■ **Given exercise**
Your task is to give the listing below back word for word, pictures excluded.

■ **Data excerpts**

## begin

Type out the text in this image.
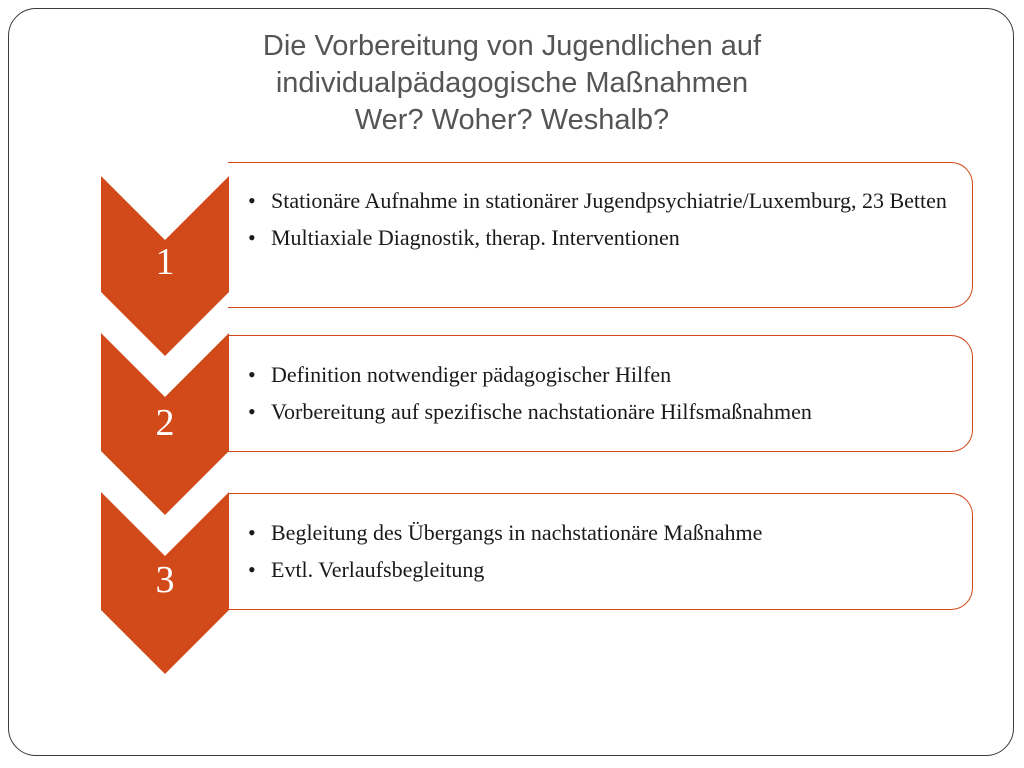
Die Vorbereitung von Jugendlichen auf
individualpädagogische Maßnahmen
Wer? Woher? Weshalb?
• Stationäre Aufnahme in stationärer Jugendpsychiatrie/Luxemburg, 23 Betten
• Multiaxiale Diagnostik, therap. Interventionen
1
• Definition notwendiger pädagogischer Hilfen
• Vorbereitung auf spezifische nachstationäre Hilfsmaßnahmen
2
• Begleitung des Übergangs in nachstationäre Maßnahme
• Evtl. Verlaufsbegleitung
3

## end

■ **Written response**
Type out the text in this image.
Die Vorbereitung von Jugendlichen auf
individualpädagogische Maßnahmen
Wer? Woher? Weshalb?
• Stationäre Aufnahme in stationärer Jugendpsychiatrie/Luxemburg, 23 Betten
• Multiaxiale Diagnostik, therap. Interventionen
1
• Definition notwendiger pädagogischer Hilfen
• Vorbereitung auf spezifische nachstationäre Hilfsmaßnahmen
2
• Begleitung des Übergangs in nachstationäre Maßnahme
• Evtl. Verlaufsbegleitung
3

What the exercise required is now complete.